What you will do
Examine each line of the data. Copy those that contain the string "veszik".

Listed records
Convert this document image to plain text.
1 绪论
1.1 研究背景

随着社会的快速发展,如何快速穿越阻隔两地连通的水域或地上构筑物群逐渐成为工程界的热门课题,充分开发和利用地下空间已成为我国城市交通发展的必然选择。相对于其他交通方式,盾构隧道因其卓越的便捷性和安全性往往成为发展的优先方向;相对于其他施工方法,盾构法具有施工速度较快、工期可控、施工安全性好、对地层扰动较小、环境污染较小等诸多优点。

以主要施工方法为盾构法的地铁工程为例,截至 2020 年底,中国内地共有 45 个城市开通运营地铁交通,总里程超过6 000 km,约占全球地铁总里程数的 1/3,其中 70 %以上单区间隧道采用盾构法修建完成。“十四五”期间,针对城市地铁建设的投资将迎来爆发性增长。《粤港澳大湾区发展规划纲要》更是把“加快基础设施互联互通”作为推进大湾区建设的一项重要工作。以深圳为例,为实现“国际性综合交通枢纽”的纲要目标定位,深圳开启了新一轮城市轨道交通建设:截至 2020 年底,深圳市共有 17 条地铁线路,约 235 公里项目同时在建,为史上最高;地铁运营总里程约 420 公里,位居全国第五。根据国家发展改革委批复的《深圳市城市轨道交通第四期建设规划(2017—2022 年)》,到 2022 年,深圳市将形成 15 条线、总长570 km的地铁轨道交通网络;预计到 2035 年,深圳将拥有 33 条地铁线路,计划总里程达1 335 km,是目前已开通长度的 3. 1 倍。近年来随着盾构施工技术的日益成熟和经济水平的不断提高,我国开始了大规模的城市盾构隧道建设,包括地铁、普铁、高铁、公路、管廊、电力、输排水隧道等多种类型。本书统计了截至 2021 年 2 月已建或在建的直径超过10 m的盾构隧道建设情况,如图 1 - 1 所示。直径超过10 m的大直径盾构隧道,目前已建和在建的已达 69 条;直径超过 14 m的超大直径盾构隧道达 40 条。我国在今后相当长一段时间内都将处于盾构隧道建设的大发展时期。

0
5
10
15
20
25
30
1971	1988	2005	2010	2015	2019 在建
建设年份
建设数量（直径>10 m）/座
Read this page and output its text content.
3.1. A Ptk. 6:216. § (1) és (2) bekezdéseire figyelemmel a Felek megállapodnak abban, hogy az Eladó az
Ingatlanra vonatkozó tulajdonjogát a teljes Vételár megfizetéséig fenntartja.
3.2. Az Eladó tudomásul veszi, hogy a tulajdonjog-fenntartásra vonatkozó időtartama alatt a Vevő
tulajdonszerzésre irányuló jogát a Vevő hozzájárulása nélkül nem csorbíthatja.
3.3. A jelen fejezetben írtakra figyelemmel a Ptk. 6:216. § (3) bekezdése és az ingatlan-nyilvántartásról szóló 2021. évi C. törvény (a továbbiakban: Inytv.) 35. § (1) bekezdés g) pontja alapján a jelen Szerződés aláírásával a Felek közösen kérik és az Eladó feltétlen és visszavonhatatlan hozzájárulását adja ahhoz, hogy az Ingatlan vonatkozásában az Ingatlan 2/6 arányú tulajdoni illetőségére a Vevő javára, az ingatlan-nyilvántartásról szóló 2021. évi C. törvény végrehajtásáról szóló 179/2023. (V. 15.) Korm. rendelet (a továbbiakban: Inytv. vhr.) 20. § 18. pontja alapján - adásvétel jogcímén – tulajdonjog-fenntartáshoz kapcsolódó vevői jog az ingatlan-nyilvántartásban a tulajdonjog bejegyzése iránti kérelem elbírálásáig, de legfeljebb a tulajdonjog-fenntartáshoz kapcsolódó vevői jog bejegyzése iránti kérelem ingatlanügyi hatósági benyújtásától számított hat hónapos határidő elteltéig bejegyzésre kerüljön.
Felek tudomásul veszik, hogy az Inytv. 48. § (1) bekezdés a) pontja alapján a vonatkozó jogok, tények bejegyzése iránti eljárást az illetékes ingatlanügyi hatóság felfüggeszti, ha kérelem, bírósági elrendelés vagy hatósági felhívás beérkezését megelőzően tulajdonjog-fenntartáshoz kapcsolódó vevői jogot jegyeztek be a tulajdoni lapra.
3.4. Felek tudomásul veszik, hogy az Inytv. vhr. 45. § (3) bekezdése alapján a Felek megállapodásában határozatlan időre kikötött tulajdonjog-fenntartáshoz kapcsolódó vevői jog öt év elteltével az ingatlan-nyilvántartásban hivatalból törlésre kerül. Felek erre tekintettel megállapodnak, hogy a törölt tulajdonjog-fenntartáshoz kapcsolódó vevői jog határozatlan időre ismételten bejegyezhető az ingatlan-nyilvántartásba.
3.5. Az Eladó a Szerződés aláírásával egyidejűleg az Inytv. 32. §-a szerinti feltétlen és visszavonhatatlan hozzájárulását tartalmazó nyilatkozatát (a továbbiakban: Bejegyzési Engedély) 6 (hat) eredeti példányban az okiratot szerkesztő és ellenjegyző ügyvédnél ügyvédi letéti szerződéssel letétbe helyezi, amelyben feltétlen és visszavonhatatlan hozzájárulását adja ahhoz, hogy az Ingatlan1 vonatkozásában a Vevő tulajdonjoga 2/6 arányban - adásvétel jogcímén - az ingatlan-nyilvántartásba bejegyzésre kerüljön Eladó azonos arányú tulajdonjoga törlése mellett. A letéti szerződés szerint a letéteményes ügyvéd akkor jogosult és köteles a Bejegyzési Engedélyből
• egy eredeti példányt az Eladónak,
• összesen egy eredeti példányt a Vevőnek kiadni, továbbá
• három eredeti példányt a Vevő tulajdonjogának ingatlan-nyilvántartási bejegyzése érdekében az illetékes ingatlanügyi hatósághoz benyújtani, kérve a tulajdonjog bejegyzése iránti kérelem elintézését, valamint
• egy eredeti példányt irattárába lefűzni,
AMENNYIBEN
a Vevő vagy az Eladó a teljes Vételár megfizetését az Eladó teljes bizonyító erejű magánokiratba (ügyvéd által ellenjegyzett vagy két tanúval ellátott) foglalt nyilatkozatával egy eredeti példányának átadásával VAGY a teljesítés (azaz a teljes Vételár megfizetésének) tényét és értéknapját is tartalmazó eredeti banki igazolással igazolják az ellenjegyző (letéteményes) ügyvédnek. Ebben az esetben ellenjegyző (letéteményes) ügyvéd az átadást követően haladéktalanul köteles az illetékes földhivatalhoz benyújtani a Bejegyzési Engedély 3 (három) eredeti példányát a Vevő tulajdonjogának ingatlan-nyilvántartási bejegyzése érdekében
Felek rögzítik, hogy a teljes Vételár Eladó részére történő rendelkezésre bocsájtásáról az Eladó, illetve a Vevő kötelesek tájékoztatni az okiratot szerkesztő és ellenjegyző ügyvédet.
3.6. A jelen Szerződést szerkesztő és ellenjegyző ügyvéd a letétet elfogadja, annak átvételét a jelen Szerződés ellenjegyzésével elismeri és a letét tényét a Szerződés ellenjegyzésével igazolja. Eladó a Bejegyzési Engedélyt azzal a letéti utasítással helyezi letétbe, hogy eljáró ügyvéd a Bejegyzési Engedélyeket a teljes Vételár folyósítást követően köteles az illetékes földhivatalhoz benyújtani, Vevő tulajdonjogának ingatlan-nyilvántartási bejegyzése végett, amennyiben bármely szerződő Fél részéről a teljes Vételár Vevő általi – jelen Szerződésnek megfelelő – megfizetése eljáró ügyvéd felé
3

Answer for the task
Felek tudomásul veszik, hogy az Inytv. 48. § (1) bekezdés a) pontja alapján a vonatkozó jogok, tények bejegyzése iránti eljárást az illetékes ingatlanügyi hatóság felfüggeszti, ha kérelem, bírósági elrendelés vagy hatósági felhívás beérkezését megelőzően tulajdonjog-fenntartáshoz kapcsolódó vevői jogot jegyeztek be a tulajdoni lapra.
3.4. Felek tudomásul veszik, hogy az Inytv. vhr. 45. § (3) bekezdése alapján a Felek megállapodásában határozatlan időre kikötött tulajdonjog-fenntartáshoz kapcsolódó vevői jog öt év elteltével az ingatlan-nyilvántartásban hivatalból törlésre kerül. Felek erre tekintettel megállapodnak, hogy a törölt tulajdonjog-fenntartáshoz kapcsolódó vevői jog határozatlan időre ismételten bejegyezhető az ingatlan-nyilvántartásba.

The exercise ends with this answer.